* _Material supplied_:
────
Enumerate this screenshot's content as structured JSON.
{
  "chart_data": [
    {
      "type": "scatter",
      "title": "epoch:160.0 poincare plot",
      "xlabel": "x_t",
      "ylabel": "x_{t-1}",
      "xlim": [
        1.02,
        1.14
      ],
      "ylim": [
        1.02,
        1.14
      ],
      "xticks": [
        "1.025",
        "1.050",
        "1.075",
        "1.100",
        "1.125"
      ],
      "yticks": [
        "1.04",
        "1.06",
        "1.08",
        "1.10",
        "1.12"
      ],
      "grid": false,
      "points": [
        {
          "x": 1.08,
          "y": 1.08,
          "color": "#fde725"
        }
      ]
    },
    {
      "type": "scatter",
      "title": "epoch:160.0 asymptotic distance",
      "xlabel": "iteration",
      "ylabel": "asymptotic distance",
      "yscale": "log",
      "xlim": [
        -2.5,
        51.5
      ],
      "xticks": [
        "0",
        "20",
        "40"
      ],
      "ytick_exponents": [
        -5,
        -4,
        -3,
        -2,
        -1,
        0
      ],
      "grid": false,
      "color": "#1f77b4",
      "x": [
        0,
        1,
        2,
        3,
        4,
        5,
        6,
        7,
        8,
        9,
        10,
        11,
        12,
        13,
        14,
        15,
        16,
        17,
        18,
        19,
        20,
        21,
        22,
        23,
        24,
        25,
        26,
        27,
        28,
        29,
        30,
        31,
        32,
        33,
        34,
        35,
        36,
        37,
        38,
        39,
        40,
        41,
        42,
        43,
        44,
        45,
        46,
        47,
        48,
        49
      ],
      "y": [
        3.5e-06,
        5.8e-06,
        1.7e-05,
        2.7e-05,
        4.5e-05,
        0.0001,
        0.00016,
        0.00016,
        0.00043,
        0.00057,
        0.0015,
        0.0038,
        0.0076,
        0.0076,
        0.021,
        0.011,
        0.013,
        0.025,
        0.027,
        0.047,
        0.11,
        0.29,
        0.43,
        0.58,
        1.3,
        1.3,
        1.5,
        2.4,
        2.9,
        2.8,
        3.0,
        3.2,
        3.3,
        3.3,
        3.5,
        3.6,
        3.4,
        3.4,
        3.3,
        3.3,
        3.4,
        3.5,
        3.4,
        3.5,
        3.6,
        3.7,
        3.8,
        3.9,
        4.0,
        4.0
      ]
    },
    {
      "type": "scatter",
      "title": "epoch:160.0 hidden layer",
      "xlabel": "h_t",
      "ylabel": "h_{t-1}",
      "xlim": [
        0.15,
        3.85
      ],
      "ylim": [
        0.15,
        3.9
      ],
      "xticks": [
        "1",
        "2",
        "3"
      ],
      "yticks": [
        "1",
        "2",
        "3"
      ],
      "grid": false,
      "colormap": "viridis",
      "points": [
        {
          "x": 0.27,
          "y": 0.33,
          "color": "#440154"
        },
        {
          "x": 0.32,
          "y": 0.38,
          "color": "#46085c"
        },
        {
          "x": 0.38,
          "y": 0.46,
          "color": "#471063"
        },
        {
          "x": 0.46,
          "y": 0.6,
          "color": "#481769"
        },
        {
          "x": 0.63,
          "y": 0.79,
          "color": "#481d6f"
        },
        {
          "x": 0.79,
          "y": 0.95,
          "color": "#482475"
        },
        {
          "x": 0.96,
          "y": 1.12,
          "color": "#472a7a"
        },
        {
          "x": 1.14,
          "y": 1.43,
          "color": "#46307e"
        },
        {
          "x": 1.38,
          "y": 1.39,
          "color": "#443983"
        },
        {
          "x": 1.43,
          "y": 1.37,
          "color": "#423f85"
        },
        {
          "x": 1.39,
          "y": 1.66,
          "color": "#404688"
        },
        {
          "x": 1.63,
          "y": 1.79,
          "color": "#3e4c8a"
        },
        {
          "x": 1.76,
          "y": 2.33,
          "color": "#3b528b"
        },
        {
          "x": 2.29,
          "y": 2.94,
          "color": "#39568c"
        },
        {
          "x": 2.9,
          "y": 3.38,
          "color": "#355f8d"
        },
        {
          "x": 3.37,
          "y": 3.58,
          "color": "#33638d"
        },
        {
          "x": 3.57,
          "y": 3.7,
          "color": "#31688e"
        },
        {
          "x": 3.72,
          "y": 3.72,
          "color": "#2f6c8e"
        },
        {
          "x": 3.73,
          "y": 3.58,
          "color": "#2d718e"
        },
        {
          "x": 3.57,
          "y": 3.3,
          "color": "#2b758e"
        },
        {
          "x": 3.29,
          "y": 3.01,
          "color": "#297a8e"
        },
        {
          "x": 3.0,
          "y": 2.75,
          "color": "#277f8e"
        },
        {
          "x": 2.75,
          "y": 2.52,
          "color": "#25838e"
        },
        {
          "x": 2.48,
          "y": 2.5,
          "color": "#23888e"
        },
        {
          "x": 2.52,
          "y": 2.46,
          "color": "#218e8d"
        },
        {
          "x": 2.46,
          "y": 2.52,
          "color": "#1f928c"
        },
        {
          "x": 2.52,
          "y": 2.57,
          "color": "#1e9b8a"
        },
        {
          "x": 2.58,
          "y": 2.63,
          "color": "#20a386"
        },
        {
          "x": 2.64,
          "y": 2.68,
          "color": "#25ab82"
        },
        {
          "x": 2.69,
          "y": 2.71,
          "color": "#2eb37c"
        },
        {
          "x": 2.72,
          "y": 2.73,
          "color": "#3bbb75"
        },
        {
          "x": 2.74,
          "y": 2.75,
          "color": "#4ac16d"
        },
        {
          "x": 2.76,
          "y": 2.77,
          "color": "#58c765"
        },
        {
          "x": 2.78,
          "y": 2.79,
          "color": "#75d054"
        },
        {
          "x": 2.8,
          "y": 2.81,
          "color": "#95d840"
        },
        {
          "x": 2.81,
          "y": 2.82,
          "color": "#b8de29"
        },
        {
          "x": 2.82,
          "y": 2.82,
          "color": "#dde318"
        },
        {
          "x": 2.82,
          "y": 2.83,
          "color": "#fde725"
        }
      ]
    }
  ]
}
────
* _What you are asked to do_:
Reproduce all data above, unchanged.

* _Complete output_:
Enumerate this screenshot's content as structured JSON.
{
  "chart_data": [
    {
      "type": "scatter",
      "title": "epoch:160.0 poincare plot",
      "xlabel": "x_t",
      "ylabel": "x_{t-1}",
      "xlim": [
        1.02,
        1.14
      ],
      "ylim": [
        1.02,
        1.14
      ],
      "xticks": [
        "1.025",
        "1.050",
        "1.075",
        "1.100",
        "1.125"
      ],
      "yticks": [
        "1.04",
        "1.06",
        "1.08",
        "1.10",
        "1.12"
      ],
      "grid": false,
      "points": [
        {
          "x": 1.08,
          "y": 1.08,
          "color": "#fde725"
        }
      ]
    },
    {
      "type": "scatter",
      "title": "epoch:160.0 asymptotic distance",
      "xlabel": "iteration",
      "ylabel": "asymptotic distance",
      "yscale": "log",
      "xlim": [
        -2.5,
        51.5
      ],
      "xticks": [
        "0",
        "20",
        "40"
      ],
      "ytick_exponents": [
        -5,
        -4,
        -3,
        -2,
        -1,
        0
      ],
      "grid": false,
      "color": "#1f77b4",
      "x": [
        0,
        1,
        2,
        3,
        4,
        5,
        6,
        7,
        8,
        9,
        10,
        11,
        12,
        13,
        14,
        15,
        16,
        17,
        18,
        19,
        20,
        21,
        22,
        23,
        24,
        25,
        26,
        27,
        28,
        29,
        30,
        31,
        32,
        33,
        34,
        35,
        36,
        37,
        38,
        39,
        40,
        41,
        42,
        43,
        44,
        45,
        46,
        47,
        48,
        49
      ],
      "y": [
        3.5e-06,
        5.8e-06,
        1.7e-05,
        2.7e-05,
        4.5e-05,
        0.0001,
        0.00016,
        0.00016,
        0.00043,
        0.00057,
        0.0015,
        0.0038,
        0.0076,
        0.0076,
        0.021,
        0.011,
        0.013,
        0.025,
        0.027,
        0.047,
        0.11,
        0.29,
        0.43,
        0.58,
        1.3,
        1.3,
        1.5,
        2.4,
        2.9,
        2.8,
        3.0,
        3.2,
        3.3,
        3.3,
        3.5,
        3.6,
        3.4,
        3.4,
        3.3,
        3.3,
        3.4,
        3.5,
        3.4,
        3.5,
        3.6,
        3.7,
        3.8,
        3.9,
        4.0,
        4.0
      ]
    },
    {
      "type": "scatter",
      "title": "epoch:160.0 hidden layer",
      "xlabel": "h_t",
      "ylabel": "h_{t-1}",
      "xlim": [
        0.15,
        3.85
      ],
      "ylim": [
        0.15,
        3.9
      ],
      "xticks": [
        "1",
        "2",
        "3"
      ],
      "yticks": [
        "1",
        "2",
        "3"
      ],
      "grid": false,
      "colormap": "viridis",
      "points": [
        {
          "x": 0.27,
          "y": 0.33,
          "color": "#440154"
        },
        {
          "x": 0.32,
          "y": 0.38,
          "color": "#46085c"
        },
        {
          "x": 0.38,
          "y": 0.46,
          "color": "#471063"
        },
        {
          "x": 0.46,
          "y": 0.6,
          "color": "#481769"
        },
        {
          "x": 0.63,
          "y": 0.79,
          "color": "#481d6f"
        },
        {
          "x": 0.79,
          "y": 0.95,
          "color": "#482475"
        },
        {
          "x": 0.96,
          "y": 1.12,
          "color": "#472a7a"
        },
        {
          "x": 1.14,
          "y": 1.43,
          "color": "#46307e"
        },
        {
          "x": 1.38,
          "y": 1.39,
          "color": "#443983"
        },
        {
          "x": 1.43,
          "y": 1.37,
          "color": "#423f85"
        },
        {
          "x": 1.39,
          "y": 1.66,
          "color": "#404688"
        },
        {
          "x": 1.63,
          "y": 1.79,
          "color": "#3e4c8a"
        },
        {
          "x": 1.76,
          "y": 2.33,
          "color": "#3b528b"
        },
        {
          "x": 2.29,
          "y": 2.94,
          "color": "#39568c"
        },
        {
          "x": 2.9,
          "y": 3.38,
          "color": "#355f8d"
        },
        {
          "x": 3.37,
          "y": 3.58,
          "color": "#33638d"
        },
        {
          "x": 3.57,
          "y": 3.7,
          "color": "#31688e"
        },
        {
          "x": 3.72,
          "y": 3.72,
          "color": "#2f6c8e"
        },
        {
          "x": 3.73,
          "y": 3.58,
          "color": "#2d718e"
        },
        {
          "x": 3.57,
          "y": 3.3,
          "color": "#2b758e"
        },
        {
          "x": 3.29,
          "y": 3.01,
          "color": "#297a8e"
        },
        {
          "x": 3.0,
          "y": 2.75,
          "color": "#277f8e"
        },
        {
          "x": 2.75,
          "y": 2.52,
          "color": "#25838e"
        },
        {
          "x": 2.48,
          "y": 2.5,
          "color": "#23888e"
        },
        {
          "x": 2.52,
          "y": 2.46,
          "color": "#218e8d"
        },
        {
          "x": 2.46,
          "y": 2.52,
          "color": "#1f928c"
        },
        {
          "x": 2.52,
          "y": 2.57,
          "color": "#1e9b8a"
        },
        {
          "x": 2.58,
          "y": 2.63,
          "color": "#20a386"
        },
        {
          "x": 2.64,
          "y": 2.68,
          "color": "#25ab82"
        },
        {
          "x": 2.69,
          "y": 2.71,
          "color": "#2eb37c"
        },
        {
          "x": 2.72,
          "y": 2.73,
          "color": "#3bbb75"
        },
        {
          "x": 2.74,
          "y": 2.75,
          "color": "#4ac16d"
        },
        {
          "x": 2.76,
          "y": 2.77,
          "color": "#58c765"
        },
        {
          "x": 2.78,
          "y": 2.79,
          "color": "#75d054"
        },
        {
          "x": 2.8,
          "y": 2.81,
          "color": "#95d840"
        },
        {
          "x": 2.81,
          "y": 2.82,
          "color": "#b8de29"
        },
        {
          "x": 2.82,
          "y": 2.82,
          "color": "#dde318"
        },
        {
          "x": 2.82,
          "y": 2.83,
          "color": "#fde725"
        }
      ]
    }
  ]
}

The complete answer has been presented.